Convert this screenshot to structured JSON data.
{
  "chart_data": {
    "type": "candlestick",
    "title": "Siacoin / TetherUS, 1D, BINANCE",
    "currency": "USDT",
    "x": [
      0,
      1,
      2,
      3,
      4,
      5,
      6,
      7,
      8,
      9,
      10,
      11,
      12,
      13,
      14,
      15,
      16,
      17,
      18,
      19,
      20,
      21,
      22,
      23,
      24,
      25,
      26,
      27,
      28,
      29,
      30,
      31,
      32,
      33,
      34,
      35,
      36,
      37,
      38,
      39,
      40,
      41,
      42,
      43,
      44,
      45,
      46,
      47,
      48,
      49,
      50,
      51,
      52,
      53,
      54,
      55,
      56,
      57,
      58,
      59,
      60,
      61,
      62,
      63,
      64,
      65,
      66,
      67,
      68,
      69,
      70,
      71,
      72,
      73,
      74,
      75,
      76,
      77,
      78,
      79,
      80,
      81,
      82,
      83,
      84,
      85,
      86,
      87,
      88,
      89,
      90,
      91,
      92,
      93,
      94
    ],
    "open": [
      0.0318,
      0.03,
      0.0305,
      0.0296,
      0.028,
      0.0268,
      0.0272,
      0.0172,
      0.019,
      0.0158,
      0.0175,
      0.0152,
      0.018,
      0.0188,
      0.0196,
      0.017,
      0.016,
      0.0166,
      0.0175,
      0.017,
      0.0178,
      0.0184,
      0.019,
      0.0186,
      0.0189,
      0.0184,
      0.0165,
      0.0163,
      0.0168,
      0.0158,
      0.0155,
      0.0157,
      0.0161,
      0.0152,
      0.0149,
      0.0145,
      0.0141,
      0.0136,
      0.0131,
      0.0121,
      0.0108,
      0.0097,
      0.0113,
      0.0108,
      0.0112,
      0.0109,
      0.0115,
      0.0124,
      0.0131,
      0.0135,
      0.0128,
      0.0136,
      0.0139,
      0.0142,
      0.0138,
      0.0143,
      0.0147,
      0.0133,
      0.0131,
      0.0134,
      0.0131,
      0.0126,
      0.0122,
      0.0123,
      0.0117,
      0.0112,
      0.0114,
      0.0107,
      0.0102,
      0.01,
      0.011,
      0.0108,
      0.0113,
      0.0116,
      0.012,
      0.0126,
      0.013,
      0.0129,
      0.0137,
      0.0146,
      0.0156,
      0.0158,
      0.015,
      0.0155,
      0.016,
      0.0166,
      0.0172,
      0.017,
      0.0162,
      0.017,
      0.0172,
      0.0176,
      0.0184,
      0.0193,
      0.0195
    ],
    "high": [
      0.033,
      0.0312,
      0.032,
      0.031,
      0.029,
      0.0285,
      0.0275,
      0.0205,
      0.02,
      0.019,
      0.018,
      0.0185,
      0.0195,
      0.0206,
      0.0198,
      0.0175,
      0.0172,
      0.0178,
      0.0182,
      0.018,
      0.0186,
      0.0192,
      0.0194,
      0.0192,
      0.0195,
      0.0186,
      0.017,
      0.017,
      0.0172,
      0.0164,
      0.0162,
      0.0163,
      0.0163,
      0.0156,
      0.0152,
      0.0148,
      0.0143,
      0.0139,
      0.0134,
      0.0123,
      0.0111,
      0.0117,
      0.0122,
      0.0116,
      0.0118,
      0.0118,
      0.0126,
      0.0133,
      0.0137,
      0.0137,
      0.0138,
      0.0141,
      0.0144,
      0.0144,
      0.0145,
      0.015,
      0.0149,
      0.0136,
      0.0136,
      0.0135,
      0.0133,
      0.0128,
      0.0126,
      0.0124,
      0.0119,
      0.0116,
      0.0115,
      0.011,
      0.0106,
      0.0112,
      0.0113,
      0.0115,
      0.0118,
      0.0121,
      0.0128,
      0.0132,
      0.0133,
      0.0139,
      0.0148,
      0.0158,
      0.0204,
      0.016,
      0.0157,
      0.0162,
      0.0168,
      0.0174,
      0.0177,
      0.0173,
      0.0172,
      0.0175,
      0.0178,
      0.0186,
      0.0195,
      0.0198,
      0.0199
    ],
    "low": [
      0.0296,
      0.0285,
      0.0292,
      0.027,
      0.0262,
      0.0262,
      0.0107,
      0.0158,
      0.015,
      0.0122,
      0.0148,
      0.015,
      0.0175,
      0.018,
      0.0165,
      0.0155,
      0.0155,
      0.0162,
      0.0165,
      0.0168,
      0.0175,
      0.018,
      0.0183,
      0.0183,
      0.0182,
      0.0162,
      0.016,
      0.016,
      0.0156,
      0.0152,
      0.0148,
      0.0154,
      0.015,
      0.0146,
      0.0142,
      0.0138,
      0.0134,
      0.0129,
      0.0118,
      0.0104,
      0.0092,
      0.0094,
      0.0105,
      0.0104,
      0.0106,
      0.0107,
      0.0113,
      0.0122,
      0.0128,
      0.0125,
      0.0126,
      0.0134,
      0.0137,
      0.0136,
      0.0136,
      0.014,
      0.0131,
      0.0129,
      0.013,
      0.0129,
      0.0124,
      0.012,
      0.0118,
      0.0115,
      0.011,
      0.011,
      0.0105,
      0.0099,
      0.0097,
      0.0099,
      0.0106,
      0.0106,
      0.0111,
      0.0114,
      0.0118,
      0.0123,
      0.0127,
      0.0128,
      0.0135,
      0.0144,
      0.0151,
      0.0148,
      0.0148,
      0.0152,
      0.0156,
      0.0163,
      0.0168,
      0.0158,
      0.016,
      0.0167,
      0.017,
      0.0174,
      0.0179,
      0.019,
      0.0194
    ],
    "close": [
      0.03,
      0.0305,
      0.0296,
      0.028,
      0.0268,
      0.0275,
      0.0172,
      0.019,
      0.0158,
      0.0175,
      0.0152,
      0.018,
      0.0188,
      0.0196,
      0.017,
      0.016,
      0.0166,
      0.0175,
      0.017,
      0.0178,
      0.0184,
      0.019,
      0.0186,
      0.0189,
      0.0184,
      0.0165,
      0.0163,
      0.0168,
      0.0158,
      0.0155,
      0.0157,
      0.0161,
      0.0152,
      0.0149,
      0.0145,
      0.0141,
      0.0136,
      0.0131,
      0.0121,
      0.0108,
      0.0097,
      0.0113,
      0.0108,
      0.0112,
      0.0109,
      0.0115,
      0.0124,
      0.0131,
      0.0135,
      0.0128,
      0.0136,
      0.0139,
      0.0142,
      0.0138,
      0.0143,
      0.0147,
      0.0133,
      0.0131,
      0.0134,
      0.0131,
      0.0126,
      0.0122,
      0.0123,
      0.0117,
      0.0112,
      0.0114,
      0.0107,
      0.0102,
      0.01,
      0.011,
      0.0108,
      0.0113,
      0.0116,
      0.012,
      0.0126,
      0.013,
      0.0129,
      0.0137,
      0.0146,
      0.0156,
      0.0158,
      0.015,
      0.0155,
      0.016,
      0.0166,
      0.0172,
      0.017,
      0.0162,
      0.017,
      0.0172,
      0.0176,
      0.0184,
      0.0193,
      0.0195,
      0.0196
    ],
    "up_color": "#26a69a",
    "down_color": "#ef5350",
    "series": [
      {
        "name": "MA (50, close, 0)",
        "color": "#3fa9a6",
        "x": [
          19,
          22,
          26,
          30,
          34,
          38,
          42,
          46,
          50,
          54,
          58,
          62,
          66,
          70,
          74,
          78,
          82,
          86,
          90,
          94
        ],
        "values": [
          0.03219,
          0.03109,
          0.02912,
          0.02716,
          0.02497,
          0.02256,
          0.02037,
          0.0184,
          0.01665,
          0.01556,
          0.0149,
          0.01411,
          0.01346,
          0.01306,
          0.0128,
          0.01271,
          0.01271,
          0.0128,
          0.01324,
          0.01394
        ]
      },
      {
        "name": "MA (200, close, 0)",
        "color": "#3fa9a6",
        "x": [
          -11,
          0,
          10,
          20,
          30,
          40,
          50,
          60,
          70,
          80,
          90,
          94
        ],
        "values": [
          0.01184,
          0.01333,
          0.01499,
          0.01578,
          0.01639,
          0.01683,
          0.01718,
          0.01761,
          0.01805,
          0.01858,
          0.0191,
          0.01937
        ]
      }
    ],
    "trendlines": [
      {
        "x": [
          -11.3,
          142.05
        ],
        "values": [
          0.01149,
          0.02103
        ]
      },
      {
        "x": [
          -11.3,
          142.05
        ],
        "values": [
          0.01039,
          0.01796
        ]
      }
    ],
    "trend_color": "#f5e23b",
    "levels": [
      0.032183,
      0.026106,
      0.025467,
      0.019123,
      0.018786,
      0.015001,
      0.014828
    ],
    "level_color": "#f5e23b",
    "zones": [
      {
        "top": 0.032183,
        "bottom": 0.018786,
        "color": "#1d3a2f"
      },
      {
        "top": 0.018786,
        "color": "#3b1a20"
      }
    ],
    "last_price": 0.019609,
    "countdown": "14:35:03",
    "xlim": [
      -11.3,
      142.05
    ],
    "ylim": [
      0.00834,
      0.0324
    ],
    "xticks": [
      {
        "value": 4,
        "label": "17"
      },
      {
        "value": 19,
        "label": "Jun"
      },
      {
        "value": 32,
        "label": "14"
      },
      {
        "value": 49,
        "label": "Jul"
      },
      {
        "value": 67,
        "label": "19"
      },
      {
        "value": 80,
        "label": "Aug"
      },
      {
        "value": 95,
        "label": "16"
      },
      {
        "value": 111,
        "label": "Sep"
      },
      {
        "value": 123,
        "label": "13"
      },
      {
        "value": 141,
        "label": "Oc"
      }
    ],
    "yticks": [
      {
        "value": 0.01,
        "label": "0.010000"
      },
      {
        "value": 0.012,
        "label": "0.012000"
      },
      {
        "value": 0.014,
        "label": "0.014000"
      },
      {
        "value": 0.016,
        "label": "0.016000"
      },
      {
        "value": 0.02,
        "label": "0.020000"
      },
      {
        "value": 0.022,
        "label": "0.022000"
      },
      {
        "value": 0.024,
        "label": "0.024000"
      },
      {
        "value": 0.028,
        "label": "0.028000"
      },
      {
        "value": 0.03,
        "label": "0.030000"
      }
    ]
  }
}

........

## Task objective
From the entries above, copy every line containing the word "close".

## Final result
    "close": [
        "name": "MA (50, close, 0)",
        "name": "MA (200, close, 0)",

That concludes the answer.